*The exercise*. Show every line below where "this" can be found.

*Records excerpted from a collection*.
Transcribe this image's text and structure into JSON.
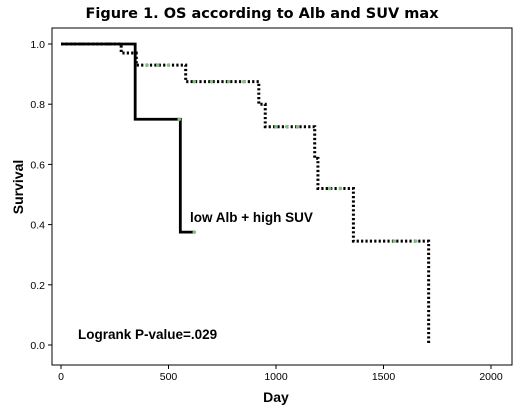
{
  "chart_data": {
    "type": "line",
    "title": "Figure 1. OS according to Alb and SUV max",
    "xlabel": "Day",
    "ylabel": "Survival",
    "xlim": [
      0,
      2000
    ],
    "ylim": [
      0,
      1.0
    ],
    "xticks": [
      "0",
      "500",
      "1000",
      "1500",
      "2000"
    ],
    "yticks": [
      "0.0",
      "0.2",
      "0.4",
      "0.6",
      "0.8",
      "1.0"
    ],
    "grid": false,
    "series": [
      {
        "name": "low Alb + high SUV",
        "style": "solid",
        "color": "#000000",
        "steps": [
          [
            0,
            1.0
          ],
          [
            345,
            0.75
          ],
          [
            555,
            0.375
          ]
        ],
        "end_x": 620,
        "censored": [
          [
            550,
            0.75
          ],
          [
            620,
            0.375
          ]
        ]
      },
      {
        "name": "",
        "style": "dotted",
        "color": "#000000",
        "steps": [
          [
            0,
            1.0
          ],
          [
            280,
            0.97
          ],
          [
            350,
            0.93
          ],
          [
            580,
            0.875
          ],
          [
            920,
            0.8
          ],
          [
            950,
            0.725
          ],
          [
            1180,
            0.62
          ],
          [
            1195,
            0.52
          ],
          [
            1360,
            0.345
          ],
          [
            1710,
            0.0
          ]
        ],
        "end_x": 1710,
        "censored": [
          [
            50,
            1.0
          ],
          [
            100,
            1.0
          ],
          [
            150,
            1.0
          ],
          [
            220,
            1.0
          ],
          [
            400,
            0.93
          ],
          [
            450,
            0.93
          ],
          [
            500,
            0.93
          ],
          [
            620,
            0.875
          ],
          [
            700,
            0.875
          ],
          [
            780,
            0.875
          ],
          [
            850,
            0.875
          ],
          [
            1000,
            0.725
          ],
          [
            1050,
            0.725
          ],
          [
            1100,
            0.725
          ],
          [
            1250,
            0.52
          ],
          [
            1300,
            0.52
          ],
          [
            1550,
            0.345
          ],
          [
            1650,
            0.345
          ]
        ]
      }
    ],
    "annotations": [
      {
        "text": "low Alb + high SUV"
      },
      {
        "text": "Logrank P-value=.029"
      }
    ]
  }
}
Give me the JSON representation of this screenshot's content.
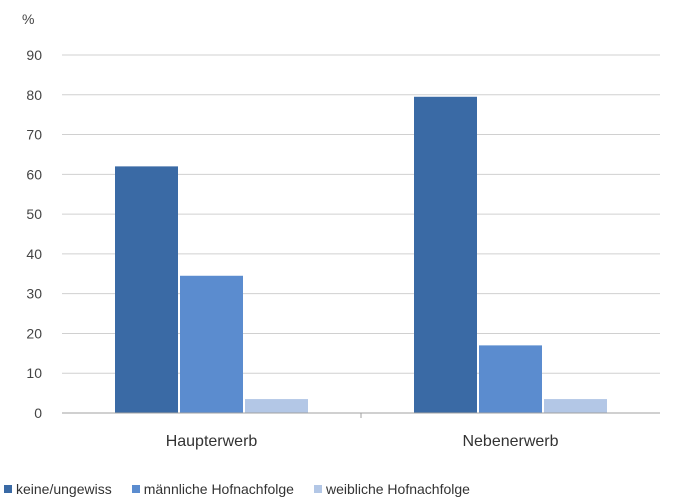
{
  "chart_data": {
    "type": "bar",
    "unit_label": "%",
    "categories": [
      "Haupterwerb",
      "Nebenerwerb"
    ],
    "series": [
      {
        "name": "keine/ungewiss",
        "color": "#3a6aa5",
        "values": [
          62,
          79.5
        ]
      },
      {
        "name": "männliche Hofnachfolge",
        "color": "#5b8ccf",
        "values": [
          34.5,
          17
        ]
      },
      {
        "name": "weibliche Hofnachfolge",
        "color": "#b3c7e6",
        "values": [
          3.5,
          3.5
        ]
      }
    ],
    "ylim": [
      0,
      90
    ],
    "yticks": [
      0,
      10,
      20,
      30,
      40,
      50,
      60,
      70,
      80,
      90
    ],
    "grid": true,
    "legend_position": "bottom",
    "xlabel": "",
    "ylabel": ""
  }
}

*Expected answer*.
Transcribe this image's text and structure into JSON.
Give me the JSON representation of this screenshot's content.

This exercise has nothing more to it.